__TASK REQUIREMENTS__: The listing below should be printed exactly, every line of it. Skip the pictures.

**** RECORDED DATA

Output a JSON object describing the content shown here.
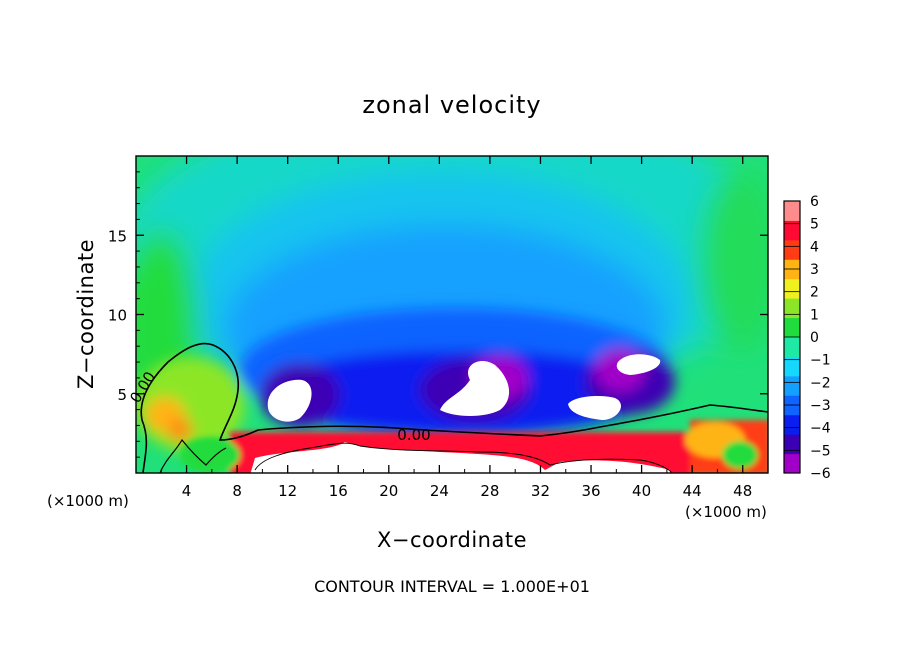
{
  "chart_data": {
    "type": "heatmap",
    "title": "zonal velocity",
    "xlabel": "X−coordinate",
    "ylabel": "Z−coordinate",
    "x_unit_left": "(×1000 m)",
    "x_unit_right": "(×1000 m)",
    "xlim": [
      0,
      50
    ],
    "ylim": [
      0,
      20
    ],
    "x_ticks": [
      4,
      8,
      12,
      16,
      20,
      24,
      28,
      32,
      36,
      40,
      44,
      48
    ],
    "y_ticks": [
      5,
      10,
      15
    ],
    "colorbar": {
      "min": -6,
      "max": 6,
      "labels": [
        "6",
        "5",
        "4",
        "3",
        "2",
        "1",
        "0",
        "−1",
        "−2",
        "−3",
        "−4",
        "−5",
        "−6"
      ],
      "colors": [
        "#a000c8",
        "#3c00b4",
        "#0a1ef0",
        "#0f64ff",
        "#14a0ff",
        "#16d8ff",
        "#1eeaa6",
        "#20dc3c",
        "#8ce628",
        "#f0f01e",
        "#ffb414",
        "#ff3c14",
        "#ff0a32",
        "#ff8c8c"
      ]
    },
    "contour_labels": [
      {
        "text": "0.00",
        "x": 1.6,
        "z": 5.6
      },
      {
        "text": "0.00",
        "x": 22.2,
        "z": 2.1
      }
    ],
    "annotation": "CONTOUR INTERVAL =  1.000E+01"
  }
}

********

__FULL ANSWER__:
Output a JSON object describing the content shown here.
{
  "chart_data": {
    "type": "heatmap",
    "title": "zonal velocity",
    "xlabel": "X−coordinate",
    "ylabel": "Z−coordinate",
    "x_unit_left": "(×1000 m)",
    "x_unit_right": "(×1000 m)",
    "xlim": [
      0,
      50
    ],
    "ylim": [
      0,
      20
    ],
    "x_ticks": [
      4,
      8,
      12,
      16,
      20,
      24,
      28,
      32,
      36,
      40,
      44,
      48
    ],
    "y_ticks": [
      5,
      10,
      15
    ],
    "colorbar": {
      "min": -6,
      "max": 6,
      "labels": [
        "6",
        "5",
        "4",
        "3",
        "2",
        "1",
        "0",
        "−1",
        "−2",
        "−3",
        "−4",
        "−5",
        "−6"
      ],
      "colors": [
        "#a000c8",
        "#3c00b4",
        "#0a1ef0",
        "#0f64ff",
        "#14a0ff",
        "#16d8ff",
        "#1eeaa6",
        "#20dc3c",
        "#8ce628",
        "#f0f01e",
        "#ffb414",
        "#ff3c14",
        "#ff0a32",
        "#ff8c8c"
      ]
    },
    "contour_labels": [
      {
        "text": "0.00",
        "x": 1.6,
        "z": 5.6
      },
      {
        "text": "0.00",
        "x": 22.2,
        "z": 2.1
      }
    ],
    "annotation": "CONTOUR INTERVAL =  1.000E+01"
  }
}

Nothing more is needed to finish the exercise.